WHAT YOU HAVE TO DO:
Wherever the string "much" shows up in a line, count that line. Give the total alone.

GIVEN DATA:

= = = = =

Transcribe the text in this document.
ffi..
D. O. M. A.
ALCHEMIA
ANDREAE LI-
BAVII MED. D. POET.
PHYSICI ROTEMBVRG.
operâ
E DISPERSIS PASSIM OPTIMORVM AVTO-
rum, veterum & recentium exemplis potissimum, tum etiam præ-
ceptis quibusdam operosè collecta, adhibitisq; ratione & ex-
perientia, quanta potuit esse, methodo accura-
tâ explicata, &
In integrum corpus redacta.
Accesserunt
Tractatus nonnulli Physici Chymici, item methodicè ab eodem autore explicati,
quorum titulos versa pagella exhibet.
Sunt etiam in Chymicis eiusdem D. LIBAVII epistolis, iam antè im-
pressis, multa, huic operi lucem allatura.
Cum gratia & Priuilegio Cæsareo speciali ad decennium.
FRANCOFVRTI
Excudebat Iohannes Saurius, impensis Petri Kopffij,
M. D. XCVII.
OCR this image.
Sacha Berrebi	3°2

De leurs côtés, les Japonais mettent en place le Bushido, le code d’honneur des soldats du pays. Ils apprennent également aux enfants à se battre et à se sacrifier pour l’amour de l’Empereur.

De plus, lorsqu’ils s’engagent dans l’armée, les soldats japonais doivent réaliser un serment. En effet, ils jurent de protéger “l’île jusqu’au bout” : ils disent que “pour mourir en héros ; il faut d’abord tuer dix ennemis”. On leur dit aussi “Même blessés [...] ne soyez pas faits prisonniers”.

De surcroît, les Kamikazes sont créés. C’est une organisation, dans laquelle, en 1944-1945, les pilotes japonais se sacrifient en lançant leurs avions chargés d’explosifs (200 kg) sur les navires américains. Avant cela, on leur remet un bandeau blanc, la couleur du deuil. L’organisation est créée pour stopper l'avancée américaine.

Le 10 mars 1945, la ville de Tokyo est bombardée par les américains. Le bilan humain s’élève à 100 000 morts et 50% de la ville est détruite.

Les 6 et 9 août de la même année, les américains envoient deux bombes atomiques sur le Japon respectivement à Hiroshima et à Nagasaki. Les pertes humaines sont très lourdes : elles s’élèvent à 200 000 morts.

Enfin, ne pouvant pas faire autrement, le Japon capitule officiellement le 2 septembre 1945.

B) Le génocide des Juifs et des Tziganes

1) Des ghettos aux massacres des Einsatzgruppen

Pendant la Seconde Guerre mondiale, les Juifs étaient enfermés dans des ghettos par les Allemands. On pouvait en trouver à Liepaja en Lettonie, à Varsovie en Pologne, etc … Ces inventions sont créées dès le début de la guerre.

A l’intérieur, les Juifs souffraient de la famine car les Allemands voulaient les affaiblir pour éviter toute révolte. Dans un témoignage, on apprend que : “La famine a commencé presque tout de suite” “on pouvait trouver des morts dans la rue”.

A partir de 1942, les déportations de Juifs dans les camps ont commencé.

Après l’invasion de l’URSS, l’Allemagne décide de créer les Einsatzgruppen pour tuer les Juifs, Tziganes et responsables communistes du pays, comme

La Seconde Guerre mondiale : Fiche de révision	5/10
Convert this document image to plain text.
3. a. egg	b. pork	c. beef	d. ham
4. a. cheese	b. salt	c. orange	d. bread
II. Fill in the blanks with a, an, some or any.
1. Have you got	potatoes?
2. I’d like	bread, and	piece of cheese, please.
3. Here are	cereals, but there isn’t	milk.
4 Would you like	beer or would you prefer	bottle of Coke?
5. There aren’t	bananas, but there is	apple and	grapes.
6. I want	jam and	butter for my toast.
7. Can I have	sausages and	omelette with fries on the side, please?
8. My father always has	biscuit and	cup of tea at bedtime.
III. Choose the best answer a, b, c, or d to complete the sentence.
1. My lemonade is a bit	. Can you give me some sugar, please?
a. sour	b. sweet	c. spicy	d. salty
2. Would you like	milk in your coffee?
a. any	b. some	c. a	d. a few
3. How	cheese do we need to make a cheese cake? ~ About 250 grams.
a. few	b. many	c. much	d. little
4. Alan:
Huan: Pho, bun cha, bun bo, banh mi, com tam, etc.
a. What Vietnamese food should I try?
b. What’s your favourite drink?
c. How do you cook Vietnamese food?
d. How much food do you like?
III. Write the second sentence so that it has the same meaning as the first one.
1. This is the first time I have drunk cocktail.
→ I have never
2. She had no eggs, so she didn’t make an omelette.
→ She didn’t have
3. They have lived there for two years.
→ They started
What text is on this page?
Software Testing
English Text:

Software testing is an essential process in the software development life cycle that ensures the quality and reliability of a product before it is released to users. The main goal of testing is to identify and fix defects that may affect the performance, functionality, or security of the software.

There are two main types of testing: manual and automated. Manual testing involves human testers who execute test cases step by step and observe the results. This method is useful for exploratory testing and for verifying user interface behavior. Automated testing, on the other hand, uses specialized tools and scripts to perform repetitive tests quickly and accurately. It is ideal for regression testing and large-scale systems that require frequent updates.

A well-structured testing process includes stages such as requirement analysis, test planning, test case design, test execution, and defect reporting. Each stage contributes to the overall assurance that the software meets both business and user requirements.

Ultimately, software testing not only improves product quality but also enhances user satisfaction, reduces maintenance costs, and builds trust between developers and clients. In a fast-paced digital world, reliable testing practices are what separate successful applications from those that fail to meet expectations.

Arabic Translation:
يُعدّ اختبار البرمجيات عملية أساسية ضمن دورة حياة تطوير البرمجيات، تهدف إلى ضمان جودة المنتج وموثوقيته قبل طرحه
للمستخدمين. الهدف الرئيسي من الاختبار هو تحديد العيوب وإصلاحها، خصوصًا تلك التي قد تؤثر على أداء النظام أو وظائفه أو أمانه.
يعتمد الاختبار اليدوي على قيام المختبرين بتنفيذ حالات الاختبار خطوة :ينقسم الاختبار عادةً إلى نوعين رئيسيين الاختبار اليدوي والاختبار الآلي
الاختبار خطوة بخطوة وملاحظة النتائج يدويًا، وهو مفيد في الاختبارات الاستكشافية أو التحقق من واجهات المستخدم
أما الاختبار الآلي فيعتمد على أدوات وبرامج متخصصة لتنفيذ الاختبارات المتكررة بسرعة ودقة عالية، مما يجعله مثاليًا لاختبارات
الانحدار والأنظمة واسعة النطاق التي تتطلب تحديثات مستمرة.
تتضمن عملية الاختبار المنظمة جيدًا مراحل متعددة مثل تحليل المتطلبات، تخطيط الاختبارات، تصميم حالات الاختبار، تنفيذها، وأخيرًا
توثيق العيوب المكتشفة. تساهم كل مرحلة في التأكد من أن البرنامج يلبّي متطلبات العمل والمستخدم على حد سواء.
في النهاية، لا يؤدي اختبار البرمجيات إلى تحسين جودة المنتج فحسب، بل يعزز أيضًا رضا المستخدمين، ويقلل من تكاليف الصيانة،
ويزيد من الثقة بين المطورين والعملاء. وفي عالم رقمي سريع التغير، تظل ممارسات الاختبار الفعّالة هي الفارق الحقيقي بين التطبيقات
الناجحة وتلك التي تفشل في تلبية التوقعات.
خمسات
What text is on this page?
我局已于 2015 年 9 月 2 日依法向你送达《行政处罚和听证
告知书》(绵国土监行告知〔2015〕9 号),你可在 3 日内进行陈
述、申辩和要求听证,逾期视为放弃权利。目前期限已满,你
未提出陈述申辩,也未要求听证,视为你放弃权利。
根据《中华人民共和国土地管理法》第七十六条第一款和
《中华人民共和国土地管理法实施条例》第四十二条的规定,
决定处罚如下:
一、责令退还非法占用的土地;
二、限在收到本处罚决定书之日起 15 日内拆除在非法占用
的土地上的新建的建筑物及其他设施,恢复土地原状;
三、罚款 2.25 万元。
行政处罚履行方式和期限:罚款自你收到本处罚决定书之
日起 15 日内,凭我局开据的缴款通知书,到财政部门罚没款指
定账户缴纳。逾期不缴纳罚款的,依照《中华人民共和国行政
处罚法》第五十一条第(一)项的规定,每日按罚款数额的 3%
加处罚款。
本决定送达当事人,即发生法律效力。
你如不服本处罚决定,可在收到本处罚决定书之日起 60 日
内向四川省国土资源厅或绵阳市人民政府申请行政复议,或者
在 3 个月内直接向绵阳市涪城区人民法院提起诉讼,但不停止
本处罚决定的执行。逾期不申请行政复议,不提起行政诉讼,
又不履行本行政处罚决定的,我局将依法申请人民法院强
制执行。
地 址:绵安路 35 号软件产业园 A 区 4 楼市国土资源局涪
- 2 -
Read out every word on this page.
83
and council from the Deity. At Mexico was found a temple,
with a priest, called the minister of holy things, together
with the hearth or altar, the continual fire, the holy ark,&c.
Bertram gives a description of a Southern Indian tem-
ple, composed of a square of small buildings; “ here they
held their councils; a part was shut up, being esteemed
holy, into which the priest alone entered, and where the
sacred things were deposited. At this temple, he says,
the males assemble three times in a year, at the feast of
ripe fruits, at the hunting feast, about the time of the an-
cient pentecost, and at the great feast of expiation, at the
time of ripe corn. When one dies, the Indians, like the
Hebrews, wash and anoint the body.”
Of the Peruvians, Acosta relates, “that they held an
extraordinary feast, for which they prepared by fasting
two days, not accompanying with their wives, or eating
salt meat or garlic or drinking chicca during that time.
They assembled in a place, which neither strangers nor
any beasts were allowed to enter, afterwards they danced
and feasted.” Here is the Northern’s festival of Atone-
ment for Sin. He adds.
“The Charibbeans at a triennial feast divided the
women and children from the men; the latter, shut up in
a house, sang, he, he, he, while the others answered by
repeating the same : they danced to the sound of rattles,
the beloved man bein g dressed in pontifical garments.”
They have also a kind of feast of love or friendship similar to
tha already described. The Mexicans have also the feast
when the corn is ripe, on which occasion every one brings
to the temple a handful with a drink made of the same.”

= = = = =

RESULT OF THIS EXERCISE:
2